## Start The data
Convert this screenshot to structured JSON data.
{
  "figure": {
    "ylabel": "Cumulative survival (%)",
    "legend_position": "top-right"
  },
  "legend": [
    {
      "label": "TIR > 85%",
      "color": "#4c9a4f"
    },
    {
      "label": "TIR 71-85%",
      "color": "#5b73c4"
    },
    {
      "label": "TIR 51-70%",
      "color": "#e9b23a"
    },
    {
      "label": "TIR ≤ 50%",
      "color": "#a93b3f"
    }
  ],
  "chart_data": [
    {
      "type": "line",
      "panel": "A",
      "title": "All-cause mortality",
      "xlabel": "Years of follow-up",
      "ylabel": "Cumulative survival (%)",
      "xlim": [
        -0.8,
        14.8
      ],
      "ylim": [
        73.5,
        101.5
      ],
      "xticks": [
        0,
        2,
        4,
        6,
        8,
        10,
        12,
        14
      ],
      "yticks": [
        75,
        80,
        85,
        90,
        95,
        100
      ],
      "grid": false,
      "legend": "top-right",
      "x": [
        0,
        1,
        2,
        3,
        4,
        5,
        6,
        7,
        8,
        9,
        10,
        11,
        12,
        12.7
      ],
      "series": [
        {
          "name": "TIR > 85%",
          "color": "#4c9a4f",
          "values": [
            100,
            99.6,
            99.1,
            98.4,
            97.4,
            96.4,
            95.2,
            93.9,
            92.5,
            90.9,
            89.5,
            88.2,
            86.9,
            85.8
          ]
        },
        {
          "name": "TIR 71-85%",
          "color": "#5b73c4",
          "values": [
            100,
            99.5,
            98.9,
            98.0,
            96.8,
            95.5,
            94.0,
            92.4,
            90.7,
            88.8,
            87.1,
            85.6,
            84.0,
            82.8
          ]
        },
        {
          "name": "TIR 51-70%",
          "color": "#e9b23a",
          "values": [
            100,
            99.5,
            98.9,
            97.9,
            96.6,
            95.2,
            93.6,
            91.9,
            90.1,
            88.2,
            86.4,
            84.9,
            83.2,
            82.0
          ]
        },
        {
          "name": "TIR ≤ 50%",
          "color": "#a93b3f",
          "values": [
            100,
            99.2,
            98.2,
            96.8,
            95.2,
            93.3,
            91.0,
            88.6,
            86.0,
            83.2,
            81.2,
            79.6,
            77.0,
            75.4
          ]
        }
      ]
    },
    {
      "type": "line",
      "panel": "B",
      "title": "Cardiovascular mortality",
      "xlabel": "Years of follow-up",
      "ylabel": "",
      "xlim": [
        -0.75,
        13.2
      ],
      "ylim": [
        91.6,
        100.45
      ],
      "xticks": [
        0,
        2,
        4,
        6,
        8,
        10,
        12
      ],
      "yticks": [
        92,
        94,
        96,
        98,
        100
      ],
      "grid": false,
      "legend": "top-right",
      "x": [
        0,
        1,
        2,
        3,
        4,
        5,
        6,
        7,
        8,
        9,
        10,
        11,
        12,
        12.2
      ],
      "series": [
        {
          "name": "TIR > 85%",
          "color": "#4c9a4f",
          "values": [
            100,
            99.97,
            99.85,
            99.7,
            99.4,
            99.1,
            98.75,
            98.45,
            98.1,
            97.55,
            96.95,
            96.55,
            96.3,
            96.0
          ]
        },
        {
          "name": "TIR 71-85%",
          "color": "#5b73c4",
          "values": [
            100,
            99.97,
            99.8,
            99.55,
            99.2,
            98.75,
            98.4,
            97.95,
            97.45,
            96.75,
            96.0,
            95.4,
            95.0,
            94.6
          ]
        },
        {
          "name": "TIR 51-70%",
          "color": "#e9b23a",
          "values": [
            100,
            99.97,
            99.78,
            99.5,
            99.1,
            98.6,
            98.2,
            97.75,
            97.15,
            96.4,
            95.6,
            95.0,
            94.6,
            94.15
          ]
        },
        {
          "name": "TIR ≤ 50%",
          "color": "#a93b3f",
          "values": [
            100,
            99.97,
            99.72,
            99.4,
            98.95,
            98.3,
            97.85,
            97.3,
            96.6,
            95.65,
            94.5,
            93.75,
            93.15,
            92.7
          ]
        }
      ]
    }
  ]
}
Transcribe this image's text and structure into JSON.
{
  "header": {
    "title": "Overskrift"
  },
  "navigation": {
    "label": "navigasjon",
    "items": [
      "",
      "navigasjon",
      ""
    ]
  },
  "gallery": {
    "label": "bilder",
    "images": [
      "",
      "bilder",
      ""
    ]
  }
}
## End The data
Given exercise
All the entries above need to be reproduced exactly.

Result for this task
Convert this screenshot to structured JSON data.
{
  "figure": {
    "ylabel": "Cumulative survival (%)",
    "legend_position": "top-right"
  },
  "legend": [
    {
      "label": "TIR > 85%",
      "color": "#4c9a4f"
    },
    {
      "label": "TIR 71-85%",
      "color": "#5b73c4"
    },
    {
      "label": "TIR 51-70%",
      "color": "#e9b23a"
    },
    {
      "label": "TIR ≤ 50%",
      "color": "#a93b3f"
    }
  ],
  "chart_data": [
    {
      "type": "line",
      "panel": "A",
      "title": "All-cause mortality",
      "xlabel": "Years of follow-up",
      "ylabel": "Cumulative survival (%)",
      "xlim": [
        -0.8,
        14.8
      ],
      "ylim": [
        73.5,
        101.5
      ],
      "xticks": [
        0,
        2,
        4,
        6,
        8,
        10,
        12,
        14
      ],
      "yticks": [
        75,
        80,
        85,
        90,
        95,
        100
      ],
      "grid": false,
      "legend": "top-right",
      "x": [
        0,
        1,
        2,
        3,
        4,
        5,
        6,
        7,
        8,
        9,
        10,
        11,
        12,
        12.7
      ],
      "series": [
        {
          "name": "TIR > 85%",
          "color": "#4c9a4f",
          "values": [
            100,
            99.6,
            99.1,
            98.4,
            97.4,
            96.4,
            95.2,
            93.9,
            92.5,
            90.9,
            89.5,
            88.2,
            86.9,
            85.8
          ]
        },
        {
          "name": "TIR 71-85%",
          "color": "#5b73c4",
          "values": [
            100,
            99.5,
            98.9,
            98.0,
            96.8,
            95.5,
            94.0,
            92.4,
            90.7,
            88.8,
            87.1,
            85.6,
            84.0,
            82.8
          ]
        },
        {
          "name": "TIR 51-70%",
          "color": "#e9b23a",
          "values": [
            100,
            99.5,
            98.9,
            97.9,
            96.6,
            95.2,
            93.6,
            91.9,
            90.1,
            88.2,
            86.4,
            84.9,
            83.2,
            82.0
          ]
        },
        {
          "name": "TIR ≤ 50%",
          "color": "#a93b3f",
          "values": [
            100,
            99.2,
            98.2,
            96.8,
            95.2,
            93.3,
            91.0,
            88.6,
            86.0,
            83.2,
            81.2,
            79.6,
            77.0,
            75.4
          ]
        }
      ]
    },
    {
      "type": "line",
      "panel": "B",
      "title": "Cardiovascular mortality",
      "xlabel": "Years of follow-up",
      "ylabel": "",
      "xlim": [
        -0.75,
        13.2
      ],
      "ylim": [
        91.6,
        100.45
      ],
      "xticks": [
        0,
        2,
        4,
        6,
        8,
        10,
        12
      ],
      "yticks": [
        92,
        94,
        96,
        98,
        100
      ],
      "grid": false,
      "legend": "top-right",
      "x": [
        0,
        1,
        2,
        3,
        4,
        5,
        6,
        7,
        8,
        9,
        10,
        11,
        12,
        12.2
      ],
      "series": [
        {
          "name": "TIR > 85%",
          "color": "#4c9a4f",
          "values": [
            100,
            99.97,
            99.85,
            99.7,
            99.4,
            99.1,
            98.75,
            98.45,
            98.1,
            97.55,
            96.95,
            96.55,
            96.3,
            96.0
          ]
        },
        {
          "name": "TIR 71-85%",
          "color": "#5b73c4",
          "values": [
            100,
            99.97,
            99.8,
            99.55,
            99.2,
            98.75,
            98.4,
            97.95,
            97.45,
            96.75,
            96.0,
            95.4,
            95.0,
            94.6
          ]
        },
        {
          "name": "TIR 51-70%",
          "color": "#e9b23a",
          "values": [
            100,
            99.97,
            99.78,
            99.5,
            99.1,
            98.6,
            98.2,
            97.75,
            97.15,
            96.4,
            95.6,
            95.0,
            94.6,
            94.15
          ]
        },
        {
          "name": "TIR ≤ 50%",
          "color": "#a93b3f",
          "values": [
            100,
            99.97,
            99.72,
            99.4,
            98.95,
            98.3,
            97.85,
            97.3,
            96.6,
            95.65,
            94.5,
            93.75,
            93.15,
            92.7
          ]
        }
      ]
    }
  ]
}
Transcribe this image's text and structure into JSON.
{
  "header": {
    "title": "Overskrift"
  },
  "navigation": {
    "label": "navigasjon",
    "items": [
      "",
      "navigasjon",
      ""
    ]
  },
  "gallery": {
    "label": "bilder",
    "images": [
      "",
      "bilder",
      ""
    ]
  }
}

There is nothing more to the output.